WRITTEN EXERCISE>
In the entries, find all lines that hold the word "качества" and copy them.

=== ENTRIES SUPPLIED ===

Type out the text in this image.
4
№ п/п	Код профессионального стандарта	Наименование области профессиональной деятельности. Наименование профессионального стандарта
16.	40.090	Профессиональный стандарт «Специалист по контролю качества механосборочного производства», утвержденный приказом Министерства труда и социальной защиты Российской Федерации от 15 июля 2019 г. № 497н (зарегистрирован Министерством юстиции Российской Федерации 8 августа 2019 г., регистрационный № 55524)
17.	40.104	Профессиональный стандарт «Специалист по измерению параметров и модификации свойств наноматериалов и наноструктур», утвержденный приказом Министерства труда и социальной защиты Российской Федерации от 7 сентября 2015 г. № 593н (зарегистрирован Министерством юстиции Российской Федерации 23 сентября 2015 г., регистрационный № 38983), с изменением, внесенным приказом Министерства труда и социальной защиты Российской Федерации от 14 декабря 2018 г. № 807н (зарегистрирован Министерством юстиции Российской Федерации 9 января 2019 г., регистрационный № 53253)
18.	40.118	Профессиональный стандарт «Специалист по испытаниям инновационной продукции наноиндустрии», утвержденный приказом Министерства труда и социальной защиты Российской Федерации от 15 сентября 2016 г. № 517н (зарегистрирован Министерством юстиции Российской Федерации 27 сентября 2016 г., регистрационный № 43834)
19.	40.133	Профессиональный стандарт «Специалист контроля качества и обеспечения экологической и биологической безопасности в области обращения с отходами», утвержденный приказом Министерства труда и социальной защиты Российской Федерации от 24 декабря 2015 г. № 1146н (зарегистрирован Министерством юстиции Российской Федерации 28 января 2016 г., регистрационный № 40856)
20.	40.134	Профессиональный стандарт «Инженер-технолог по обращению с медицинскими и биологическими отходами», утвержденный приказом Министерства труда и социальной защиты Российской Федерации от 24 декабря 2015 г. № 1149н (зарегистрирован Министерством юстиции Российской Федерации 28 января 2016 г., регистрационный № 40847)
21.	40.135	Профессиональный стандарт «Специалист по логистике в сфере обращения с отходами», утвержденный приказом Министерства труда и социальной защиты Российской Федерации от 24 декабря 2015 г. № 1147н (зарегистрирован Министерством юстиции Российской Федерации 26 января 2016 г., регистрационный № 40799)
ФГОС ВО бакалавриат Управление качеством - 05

===

ANSWER TO THIS PROBLEM>
16.	40.090	Профессиональный стандарт «Специалист по контролю качества механосборочного производства», утвержденный приказом Министерства труда и социальной защиты Российской Федерации от 15 июля 2019 г. № 497н (зарегистрирован Министерством юстиции Российской Федерации 8 августа 2019 г., регистрационный № 55524)
19.	40.133	Профессиональный стандарт «Специалист контроля качества и обеспечения экологической и биологической безопасности в области обращения с отходами», утвержденный приказом Министерства труда и социальной защиты Российской Федерации от 24 декабря 2015 г. № 1146н (зарегистрирован Министерством юстиции Российской Федерации 28 января 2016 г., регистрационный № 40856)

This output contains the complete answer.